**Work required**.
Set down the material once more, exactly as it appears.

── Provided data ──

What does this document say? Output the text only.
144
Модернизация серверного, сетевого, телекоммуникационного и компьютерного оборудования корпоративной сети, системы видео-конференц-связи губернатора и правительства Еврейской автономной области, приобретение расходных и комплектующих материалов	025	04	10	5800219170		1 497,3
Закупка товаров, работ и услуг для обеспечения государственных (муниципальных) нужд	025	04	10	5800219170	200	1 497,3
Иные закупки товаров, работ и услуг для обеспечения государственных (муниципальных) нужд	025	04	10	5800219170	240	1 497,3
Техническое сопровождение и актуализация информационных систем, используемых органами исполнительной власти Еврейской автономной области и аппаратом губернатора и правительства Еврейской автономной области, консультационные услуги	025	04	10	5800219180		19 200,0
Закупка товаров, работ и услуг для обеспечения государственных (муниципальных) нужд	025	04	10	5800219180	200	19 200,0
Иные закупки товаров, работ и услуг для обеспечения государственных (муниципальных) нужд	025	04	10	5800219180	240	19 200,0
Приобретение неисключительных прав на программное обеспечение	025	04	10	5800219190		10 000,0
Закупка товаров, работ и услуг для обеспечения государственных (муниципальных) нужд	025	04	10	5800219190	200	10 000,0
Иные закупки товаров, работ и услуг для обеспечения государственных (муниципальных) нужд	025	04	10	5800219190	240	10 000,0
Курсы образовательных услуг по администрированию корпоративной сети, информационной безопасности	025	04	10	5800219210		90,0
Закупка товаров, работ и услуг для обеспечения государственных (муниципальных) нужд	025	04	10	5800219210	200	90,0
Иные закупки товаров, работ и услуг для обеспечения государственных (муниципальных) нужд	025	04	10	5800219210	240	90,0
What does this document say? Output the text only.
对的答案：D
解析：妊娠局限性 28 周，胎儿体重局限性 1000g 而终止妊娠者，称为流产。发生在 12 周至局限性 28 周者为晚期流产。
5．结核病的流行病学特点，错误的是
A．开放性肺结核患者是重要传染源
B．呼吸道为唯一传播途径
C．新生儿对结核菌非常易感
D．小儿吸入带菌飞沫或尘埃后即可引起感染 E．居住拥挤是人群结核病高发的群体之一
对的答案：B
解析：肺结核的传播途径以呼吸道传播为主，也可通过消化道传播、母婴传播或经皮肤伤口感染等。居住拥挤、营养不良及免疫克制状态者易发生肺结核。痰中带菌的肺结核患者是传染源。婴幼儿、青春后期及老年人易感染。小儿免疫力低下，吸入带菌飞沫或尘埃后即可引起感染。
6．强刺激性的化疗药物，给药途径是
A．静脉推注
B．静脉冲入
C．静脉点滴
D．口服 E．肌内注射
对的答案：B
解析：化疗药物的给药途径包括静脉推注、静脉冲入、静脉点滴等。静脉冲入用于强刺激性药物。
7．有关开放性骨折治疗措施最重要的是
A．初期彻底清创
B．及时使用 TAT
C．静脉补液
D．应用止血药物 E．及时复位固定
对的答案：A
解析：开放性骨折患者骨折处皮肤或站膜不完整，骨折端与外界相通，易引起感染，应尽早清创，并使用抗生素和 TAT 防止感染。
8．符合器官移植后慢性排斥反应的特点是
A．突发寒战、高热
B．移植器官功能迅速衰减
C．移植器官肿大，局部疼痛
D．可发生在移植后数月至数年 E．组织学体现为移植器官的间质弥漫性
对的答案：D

───

**Result of the task**.
What does this document say? Output the text only.
144
Модернизация серверного, сетевого, телекоммуникационного и компьютерного оборудования корпоративной сети, системы видео-конференц-связи губернатора и правительства Еврейской автономной области, приобретение расходных и комплектующих материалов	025	04	10	5800219170		1 497,3
Закупка товаров, работ и услуг для обеспечения государственных (муниципальных) нужд	025	04	10	5800219170	200	1 497,3
Иные закупки товаров, работ и услуг для обеспечения государственных (муниципальных) нужд	025	04	10	5800219170	240	1 497,3
Техническое сопровождение и актуализация информационных систем, используемых органами исполнительной власти Еврейской автономной области и аппаратом губернатора и правительства Еврейской автономной области, консультационные услуги	025	04	10	5800219180		19 200,0
Закупка товаров, работ и услуг для обеспечения государственных (муниципальных) нужд	025	04	10	5800219180	200	19 200,0
Иные закупки товаров, работ и услуг для обеспечения государственных (муниципальных) нужд	025	04	10	5800219180	240	19 200,0
Приобретение неисключительных прав на программное обеспечение	025	04	10	5800219190		10 000,0
Закупка товаров, работ и услуг для обеспечения государственных (муниципальных) нужд	025	04	10	5800219190	200	10 000,0
Иные закупки товаров, работ и услуг для обеспечения государственных (муниципальных) нужд	025	04	10	5800219190	240	10 000,0
Курсы образовательных услуг по администрированию корпоративной сети, информационной безопасности	025	04	10	5800219210		90,0
Закупка товаров, работ и услуг для обеспечения государственных (муниципальных) нужд	025	04	10	5800219210	200	90,0
Иные закупки товаров, работ и услуг для обеспечения государственных (муниципальных) нужд	025	04	10	5800219210	240	90,0
What does this document say? Output the text only.
对的答案：D
解析：妊娠局限性 28 周，胎儿体重局限性 1000g 而终止妊娠者，称为流产。发生在 12 周至局限性 28 周者为晚期流产。
5．结核病的流行病学特点，错误的是
A．开放性肺结核患者是重要传染源
B．呼吸道为唯一传播途径
C．新生儿对结核菌非常易感
D．小儿吸入带菌飞沫或尘埃后即可引起感染 E．居住拥挤是人群结核病高发的群体之一
对的答案：B
解析：肺结核的传播途径以呼吸道传播为主，也可通过消化道传播、母婴传播或经皮肤伤口感染等。居住拥挤、营养不良及免疫克制状态者易发生肺结核。痰中带菌的肺结核患者是传染源。婴幼儿、青春后期及老年人易感染。小儿免疫力低下，吸入带菌飞沫或尘埃后即可引起感染。
6．强刺激性的化疗药物，给药途径是
A．静脉推注
B．静脉冲入
C．静脉点滴
D．口服 E．肌内注射
对的答案：B
解析：化疗药物的给药途径包括静脉推注、静脉冲入、静脉点滴等。静脉冲入用于强刺激性药物。
7．有关开放性骨折治疗措施最重要的是
A．初期彻底清创
B．及时使用 TAT
C．静脉补液
D．应用止血药物 E．及时复位固定
对的答案：A
解析：开放性骨折患者骨折处皮肤或站膜不完整，骨折端与外界相通，易引起感染，应尽早清创，并使用抗生素和 TAT 防止感染。
8．符合器官移植后慢性排斥反应的特点是
A．突发寒战、高热
B．移植器官功能迅速衰减
C．移植器官肿大，局部疼痛
D．可发生在移植后数月至数年 E．组织学体现为移植器官的间质弥漫性
对的答案：D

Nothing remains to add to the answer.